### WRITTEN REQUEST:
Return verbatim the lines of the data below, from the line with "Enumerate the UI" up to and including the line with "cell-pct-heavier: 57 — [683, 503, 982, 561]".

### EXTRACTED ENTRIES:
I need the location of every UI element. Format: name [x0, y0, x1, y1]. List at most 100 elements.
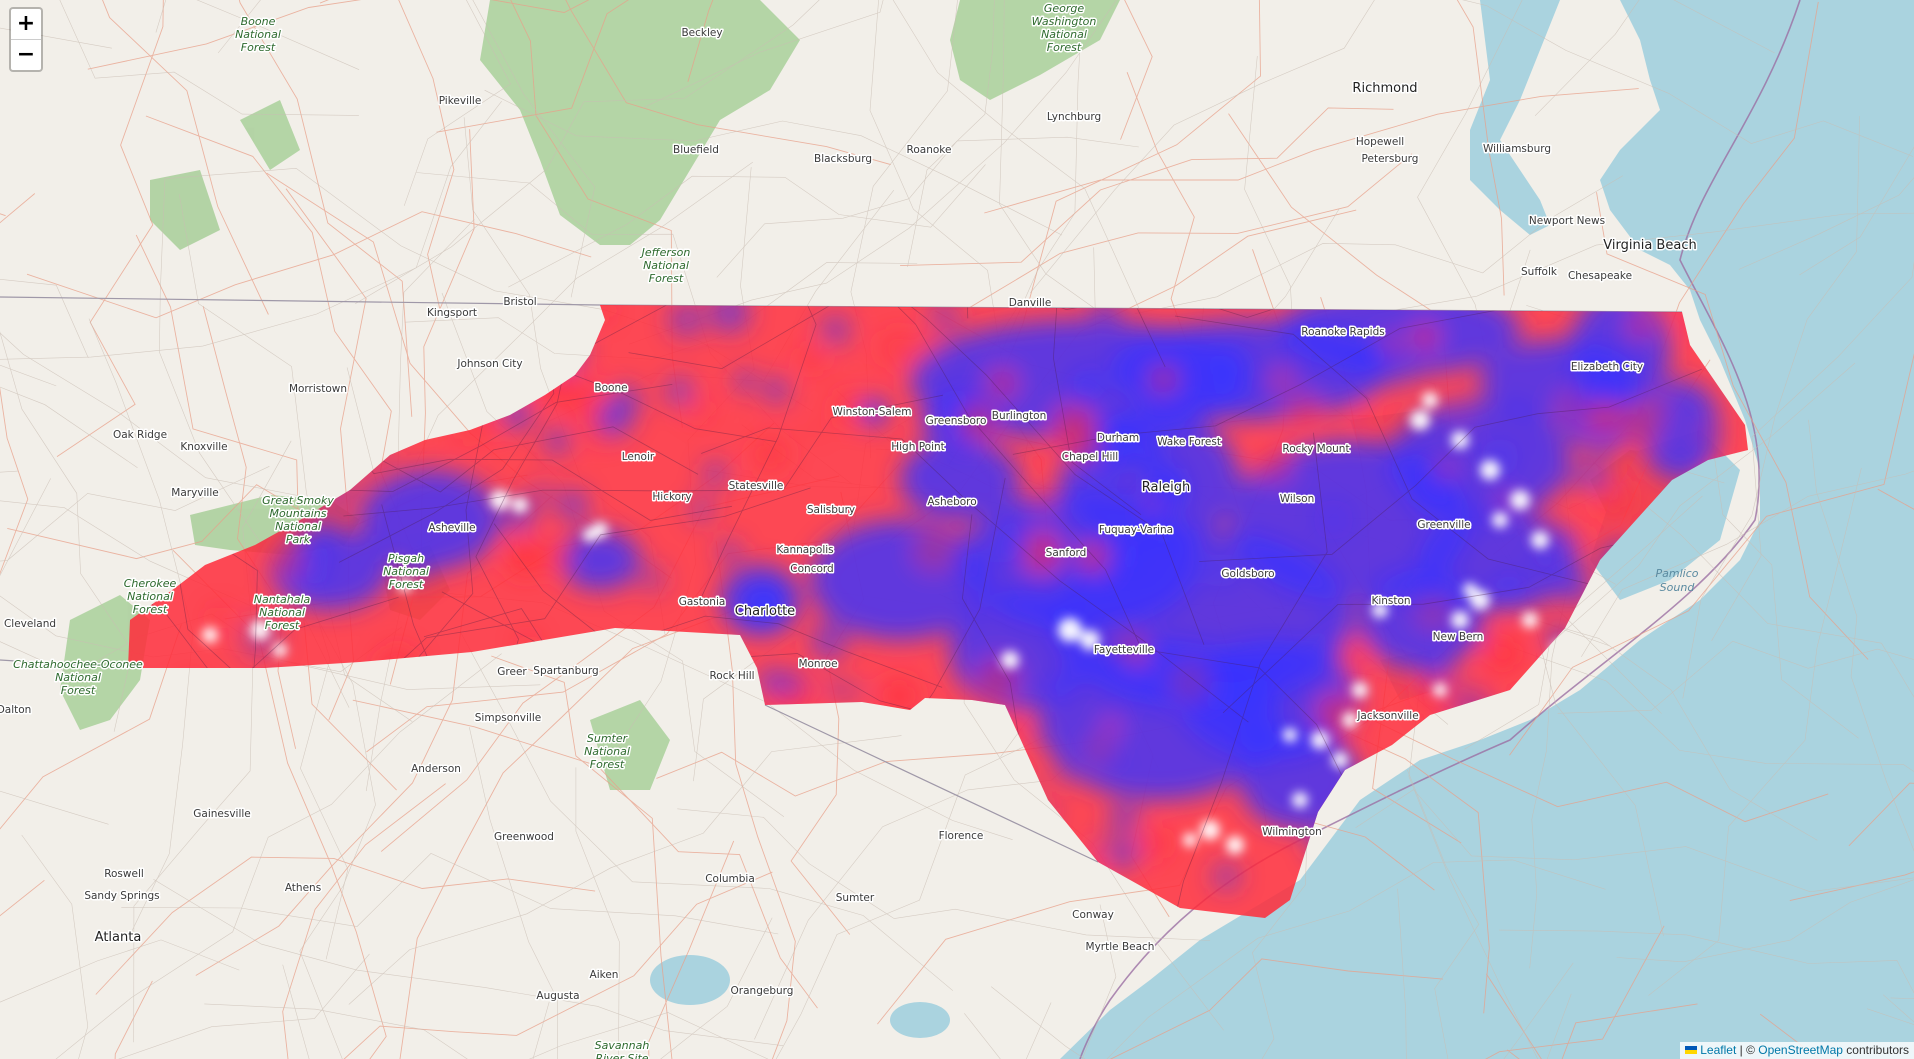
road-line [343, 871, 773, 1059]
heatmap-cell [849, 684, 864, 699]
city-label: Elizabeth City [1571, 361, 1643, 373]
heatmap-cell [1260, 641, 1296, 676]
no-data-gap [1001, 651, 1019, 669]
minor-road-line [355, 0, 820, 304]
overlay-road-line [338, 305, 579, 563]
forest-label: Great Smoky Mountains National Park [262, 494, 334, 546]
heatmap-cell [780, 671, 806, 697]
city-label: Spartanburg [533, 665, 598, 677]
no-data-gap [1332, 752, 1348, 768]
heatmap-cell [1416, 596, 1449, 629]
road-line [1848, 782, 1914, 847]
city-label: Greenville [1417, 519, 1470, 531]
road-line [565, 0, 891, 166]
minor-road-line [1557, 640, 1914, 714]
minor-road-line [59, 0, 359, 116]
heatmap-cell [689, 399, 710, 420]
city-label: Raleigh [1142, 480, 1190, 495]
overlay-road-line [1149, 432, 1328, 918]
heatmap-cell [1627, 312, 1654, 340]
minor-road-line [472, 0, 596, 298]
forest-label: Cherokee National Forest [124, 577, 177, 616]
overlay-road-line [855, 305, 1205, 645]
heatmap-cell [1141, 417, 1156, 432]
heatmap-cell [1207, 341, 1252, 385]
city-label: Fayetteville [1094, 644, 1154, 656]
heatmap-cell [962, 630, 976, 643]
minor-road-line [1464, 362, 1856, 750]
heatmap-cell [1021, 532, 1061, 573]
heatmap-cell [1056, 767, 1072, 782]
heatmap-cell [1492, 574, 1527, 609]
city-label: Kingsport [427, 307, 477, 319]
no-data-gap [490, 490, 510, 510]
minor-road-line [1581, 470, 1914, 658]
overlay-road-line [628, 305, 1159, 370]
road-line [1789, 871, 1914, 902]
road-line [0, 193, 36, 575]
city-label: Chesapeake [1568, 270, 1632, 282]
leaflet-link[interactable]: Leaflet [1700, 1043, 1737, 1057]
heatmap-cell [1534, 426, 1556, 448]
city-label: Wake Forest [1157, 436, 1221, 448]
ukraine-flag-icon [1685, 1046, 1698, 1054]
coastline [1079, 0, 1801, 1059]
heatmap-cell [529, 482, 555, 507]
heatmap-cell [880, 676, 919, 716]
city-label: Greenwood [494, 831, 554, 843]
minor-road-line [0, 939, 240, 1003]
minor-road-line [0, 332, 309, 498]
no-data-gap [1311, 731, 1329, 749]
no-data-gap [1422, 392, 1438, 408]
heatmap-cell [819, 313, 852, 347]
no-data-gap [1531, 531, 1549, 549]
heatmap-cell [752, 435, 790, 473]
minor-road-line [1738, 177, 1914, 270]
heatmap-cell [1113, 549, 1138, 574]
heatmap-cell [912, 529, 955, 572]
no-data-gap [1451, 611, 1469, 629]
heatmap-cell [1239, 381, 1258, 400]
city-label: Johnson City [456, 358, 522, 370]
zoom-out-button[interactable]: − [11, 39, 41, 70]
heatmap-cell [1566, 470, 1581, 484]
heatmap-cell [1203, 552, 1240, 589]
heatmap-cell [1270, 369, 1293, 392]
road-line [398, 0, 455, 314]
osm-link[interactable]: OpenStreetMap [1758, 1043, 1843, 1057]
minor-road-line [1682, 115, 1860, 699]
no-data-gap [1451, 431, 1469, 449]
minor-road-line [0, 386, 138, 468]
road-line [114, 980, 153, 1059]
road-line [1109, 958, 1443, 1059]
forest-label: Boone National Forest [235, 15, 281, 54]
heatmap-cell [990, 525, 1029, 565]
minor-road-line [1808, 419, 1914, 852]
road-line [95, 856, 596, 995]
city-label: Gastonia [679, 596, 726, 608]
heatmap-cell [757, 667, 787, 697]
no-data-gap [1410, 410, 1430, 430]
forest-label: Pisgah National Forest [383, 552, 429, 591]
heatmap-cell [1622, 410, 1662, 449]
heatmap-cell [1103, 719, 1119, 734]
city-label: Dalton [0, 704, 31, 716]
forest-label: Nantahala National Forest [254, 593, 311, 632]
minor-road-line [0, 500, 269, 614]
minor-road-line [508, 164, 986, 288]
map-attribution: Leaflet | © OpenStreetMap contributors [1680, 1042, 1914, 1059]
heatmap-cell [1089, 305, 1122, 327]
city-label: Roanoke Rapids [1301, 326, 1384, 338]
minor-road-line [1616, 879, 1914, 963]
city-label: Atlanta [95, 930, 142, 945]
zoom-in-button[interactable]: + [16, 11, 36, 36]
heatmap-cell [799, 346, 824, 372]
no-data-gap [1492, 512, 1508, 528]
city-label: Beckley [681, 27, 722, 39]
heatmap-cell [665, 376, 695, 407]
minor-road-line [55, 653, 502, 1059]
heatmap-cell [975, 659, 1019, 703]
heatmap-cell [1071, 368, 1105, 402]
* * *
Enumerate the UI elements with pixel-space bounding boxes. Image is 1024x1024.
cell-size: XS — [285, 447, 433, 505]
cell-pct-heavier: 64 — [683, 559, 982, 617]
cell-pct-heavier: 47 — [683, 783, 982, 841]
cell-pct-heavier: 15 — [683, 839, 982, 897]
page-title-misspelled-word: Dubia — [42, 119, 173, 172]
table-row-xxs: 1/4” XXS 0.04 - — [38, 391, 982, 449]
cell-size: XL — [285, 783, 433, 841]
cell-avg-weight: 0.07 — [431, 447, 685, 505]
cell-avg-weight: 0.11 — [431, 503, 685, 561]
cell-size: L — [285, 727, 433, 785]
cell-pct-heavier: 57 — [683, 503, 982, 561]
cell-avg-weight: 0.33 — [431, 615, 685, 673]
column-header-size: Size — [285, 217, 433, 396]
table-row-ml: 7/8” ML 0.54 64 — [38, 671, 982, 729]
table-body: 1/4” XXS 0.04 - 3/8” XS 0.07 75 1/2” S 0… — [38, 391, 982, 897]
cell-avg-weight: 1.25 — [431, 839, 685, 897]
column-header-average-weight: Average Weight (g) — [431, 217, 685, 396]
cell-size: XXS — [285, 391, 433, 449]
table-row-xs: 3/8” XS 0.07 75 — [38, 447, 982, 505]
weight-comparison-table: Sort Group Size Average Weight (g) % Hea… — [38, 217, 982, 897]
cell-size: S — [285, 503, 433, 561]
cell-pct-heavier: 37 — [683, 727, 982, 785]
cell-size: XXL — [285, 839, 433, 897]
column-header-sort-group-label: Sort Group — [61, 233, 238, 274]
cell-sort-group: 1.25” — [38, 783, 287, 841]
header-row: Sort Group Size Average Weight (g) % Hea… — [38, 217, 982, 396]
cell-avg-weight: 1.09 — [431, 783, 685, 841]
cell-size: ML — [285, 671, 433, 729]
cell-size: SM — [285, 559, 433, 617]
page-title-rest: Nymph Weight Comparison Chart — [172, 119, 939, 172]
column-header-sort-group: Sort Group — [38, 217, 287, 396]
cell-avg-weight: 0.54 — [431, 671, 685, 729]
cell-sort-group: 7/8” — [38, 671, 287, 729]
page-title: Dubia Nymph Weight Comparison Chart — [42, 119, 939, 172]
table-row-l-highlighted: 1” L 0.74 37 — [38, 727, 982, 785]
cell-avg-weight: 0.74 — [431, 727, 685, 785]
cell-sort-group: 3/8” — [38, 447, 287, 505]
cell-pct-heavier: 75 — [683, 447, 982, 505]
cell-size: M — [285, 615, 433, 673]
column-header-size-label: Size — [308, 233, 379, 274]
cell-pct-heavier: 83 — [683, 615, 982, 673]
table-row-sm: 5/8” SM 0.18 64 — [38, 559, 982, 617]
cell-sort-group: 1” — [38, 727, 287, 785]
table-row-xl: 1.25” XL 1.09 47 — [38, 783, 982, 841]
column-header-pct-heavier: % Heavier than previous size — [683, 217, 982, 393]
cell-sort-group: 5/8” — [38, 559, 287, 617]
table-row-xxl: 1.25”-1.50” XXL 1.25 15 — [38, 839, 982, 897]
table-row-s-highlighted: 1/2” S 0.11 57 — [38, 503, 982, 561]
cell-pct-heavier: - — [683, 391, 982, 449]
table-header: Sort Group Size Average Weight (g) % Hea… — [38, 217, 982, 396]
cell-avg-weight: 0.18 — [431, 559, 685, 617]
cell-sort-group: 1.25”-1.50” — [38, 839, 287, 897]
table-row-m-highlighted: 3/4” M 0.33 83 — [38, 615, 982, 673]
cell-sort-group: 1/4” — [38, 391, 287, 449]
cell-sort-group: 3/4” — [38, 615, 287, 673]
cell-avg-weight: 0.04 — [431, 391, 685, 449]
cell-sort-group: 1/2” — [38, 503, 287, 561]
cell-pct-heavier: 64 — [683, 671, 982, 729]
--
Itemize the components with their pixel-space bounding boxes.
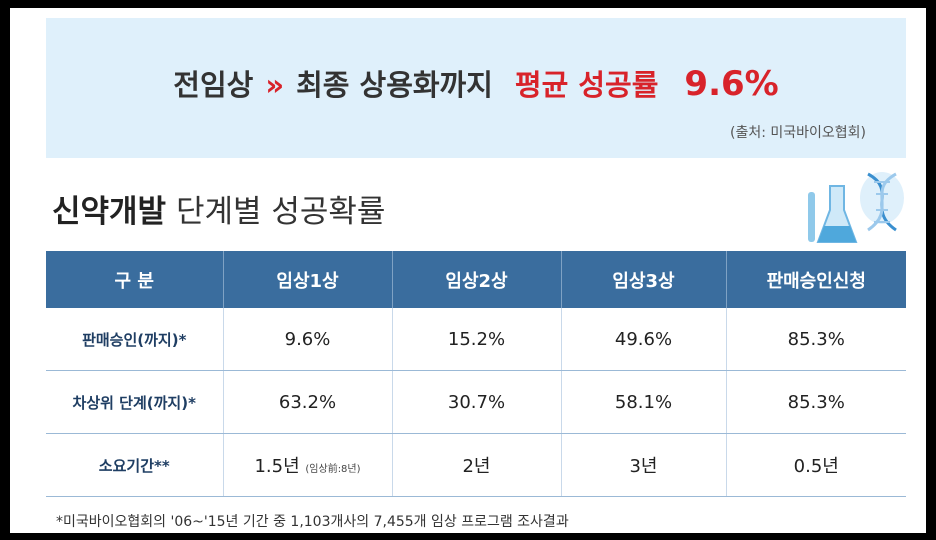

### RESULT:
Enumerate the UI elements with pixel-space bounding boxes. Image is 1024x1024.
cell-size: XS — [285, 447, 433, 505]
cell-pct-heavier: 64 — [683, 559, 982, 617]
cell-pct-heavier: 47 — [683, 783, 982, 841]
cell-pct-heavier: 15 — [683, 839, 982, 897]
page-title-misspelled-word: Dubia — [42, 119, 173, 172]
table-row-xxs: 1/4” XXS 0.04 - — [38, 391, 982, 449]
cell-size: XL — [285, 783, 433, 841]
cell-avg-weight: 0.07 — [431, 447, 685, 505]
cell-avg-weight: 0.11 — [431, 503, 685, 561]
cell-size: L — [285, 727, 433, 785]
cell-pct-heavier: 57 — [683, 503, 982, 561]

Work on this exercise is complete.